PROVIDED INFORMATION start

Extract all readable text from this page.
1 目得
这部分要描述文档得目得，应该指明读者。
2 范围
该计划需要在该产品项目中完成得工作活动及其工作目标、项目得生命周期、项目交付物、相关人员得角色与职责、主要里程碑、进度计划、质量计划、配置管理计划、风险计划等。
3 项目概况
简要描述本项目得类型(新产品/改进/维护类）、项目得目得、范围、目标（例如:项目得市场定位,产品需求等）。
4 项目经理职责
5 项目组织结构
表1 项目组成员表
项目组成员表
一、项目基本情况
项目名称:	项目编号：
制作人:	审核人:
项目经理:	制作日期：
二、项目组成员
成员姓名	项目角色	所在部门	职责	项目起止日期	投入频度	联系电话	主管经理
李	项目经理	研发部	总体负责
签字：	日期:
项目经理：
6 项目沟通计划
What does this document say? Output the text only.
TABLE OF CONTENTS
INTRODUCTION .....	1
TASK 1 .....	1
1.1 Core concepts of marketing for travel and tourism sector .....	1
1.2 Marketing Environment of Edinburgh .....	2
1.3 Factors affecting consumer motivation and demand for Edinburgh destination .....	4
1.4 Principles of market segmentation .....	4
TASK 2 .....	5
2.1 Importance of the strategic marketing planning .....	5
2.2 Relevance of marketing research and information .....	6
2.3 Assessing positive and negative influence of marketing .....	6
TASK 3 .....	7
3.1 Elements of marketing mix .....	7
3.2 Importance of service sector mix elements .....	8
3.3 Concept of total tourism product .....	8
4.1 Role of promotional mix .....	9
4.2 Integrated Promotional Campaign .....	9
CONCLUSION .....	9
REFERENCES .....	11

PROVIDED INFORMATION end

Reproduce each entry from the records above, character for character.

Extract all readable text from this page.
1 目得
这部分要描述文档得目得，应该指明读者。
2 范围
该计划需要在该产品项目中完成得工作活动及其工作目标、项目得生命周期、项目交付物、相关人员得角色与职责、主要里程碑、进度计划、质量计划、配置管理计划、风险计划等。
3 项目概况
简要描述本项目得类型(新产品/改进/维护类）、项目得目得、范围、目标（例如:项目得市场定位,产品需求等）。
4 项目经理职责
5 项目组织结构
表1 项目组成员表
项目组成员表
一、项目基本情况
项目名称:	项目编号：
制作人:	审核人:
项目经理:	制作日期：
二、项目组成员
成员姓名	项目角色	所在部门	职责	项目起止日期	投入频度	联系电话	主管经理
李	项目经理	研发部	总体负责
签字：	日期:
项目经理：
6 项目沟通计划
What does this document say? Output the text only.
TABLE OF CONTENTS
INTRODUCTION .....	1
TASK 1 .....	1
1.1 Core concepts of marketing for travel and tourism sector .....	1
1.2 Marketing Environment of Edinburgh .....	2
1.3 Factors affecting consumer motivation and demand for Edinburgh destination .....	4
1.4 Principles of market segmentation .....	4
TASK 2 .....	5
2.1 Importance of the strategic marketing planning .....	5
2.2 Relevance of marketing research and information .....	6
2.3 Assessing positive and negative influence of marketing .....	6
TASK 3 .....	7
3.1 Elements of marketing mix .....	7
3.2 Importance of service sector mix elements .....	8
3.3 Concept of total tourism product .....	8
4.1 Role of promotional mix .....	9
4.2 Integrated Promotional Campaign .....	9
CONCLUSION .....	9
REFERENCES .....	11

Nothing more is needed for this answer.